- _SUPPLIED TEXT_:
5 Steps to Calculate the True Cost of Recruitment
The cost of recruitment can be calculated with this 5 step process.
- The Basic Cost of Recruiting
Finding out the right type of people for vacancies is hectic. You need to make the selection process fool-proof. Advertising vacancies on all forums to attract nationwide talent is a great way to choose the perfect employee from thousands of applicants. The basic cost of recruitment includes advertising cost and the cost of entertaining the candidates (including snacks etc.).
- The Cost of Training
Probation, training and many other terms are used by different organisations to evaluate the cost of recruitment after selection. You may need to search for candidates just after one month of recruiting a not-so-efficient employee.
- The Cost of Salaries and Benefits
Free coffee, membership, benefits for minors, dental plans, disability or death coverage and many other such benefits may be more expensive than the basic cost of the salary. Joe Hadzima, the lecturer in Sloan School of Management in MIT believes that the average total of benefits is 1.25 to 1.4 times of the basic salaries.

- _SHORT TASK 1_: Translate this sentence from the recruitment-cost passage into Spanish: "The basic cost of recruitment includes advertising cost and the cost of entertaining the candidates (including snacks etc.)."
- _SHORT TASK 2_: Write the next part of the recruitment-cost passage, picking up after its final sentence.

- _RECORDED DATA_:
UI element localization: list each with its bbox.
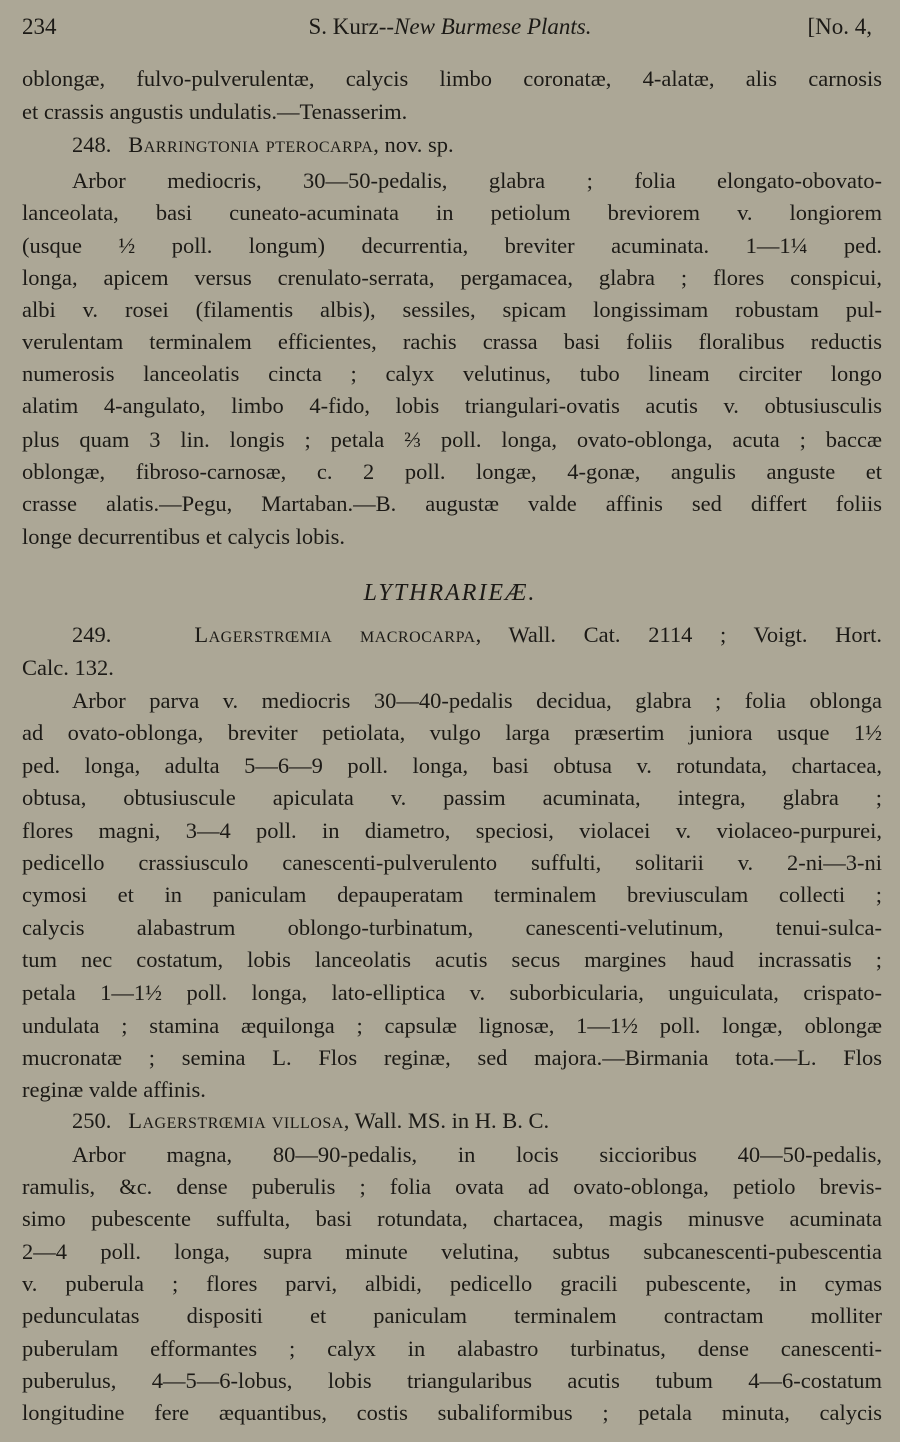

- _WRITTEN ANSWER 1_: El costo básico del reclutamiento incluye el costo de la publicidad y el costo de atender a los candidatos (incluidos refrigerios, etc.).

- _WRITTEN ANSWER 2_:
- The Cost of Integrating at Workplace
The cost of integrating at workplace refers to the cost of physical space required for new hires, the cost of travelling (including visa expenses if you are recruiting from abroad), the cost of technology including software and mobile phone credit, and the cost of other resources.
- The Cost of Break-Even Point
In the scenario of recruitment, break-even point is the point when the employees start giving their maximum. New hires take time to become accustomed to new environment and understand the technicalities of your organisation. The employers need to wait and keep investing til the new hires reach their break-even point.
Recruiting Efficiency Ratio
RCR or Recruiting Efficiency Ratio is used to determine the worth of the new hires or to determine the efficiency of your investment on a new hire. It’s determined by dividing recruiting costs with total compensation recruited and multiplying the result with 100.
6 Metrics to Care About
The following are the 6 metrics to take care of during recruitment process.
- Time to Hire (including the operations loss you may suffer)
- Sourcing Channel (Multiple costs for multiple sources)
- Retention Cost (The loss of resignations, rehiring and retraining)
- Ratio of open vacancies with new hires
- The Ratio of Offer and Final Resolution (The difference between what you offer and what candidates demand
- Gender Mix
Careful assessment of recruitment process in the light of these tips and techniques can help you save a lot and choose the most efficient employee for your organisation.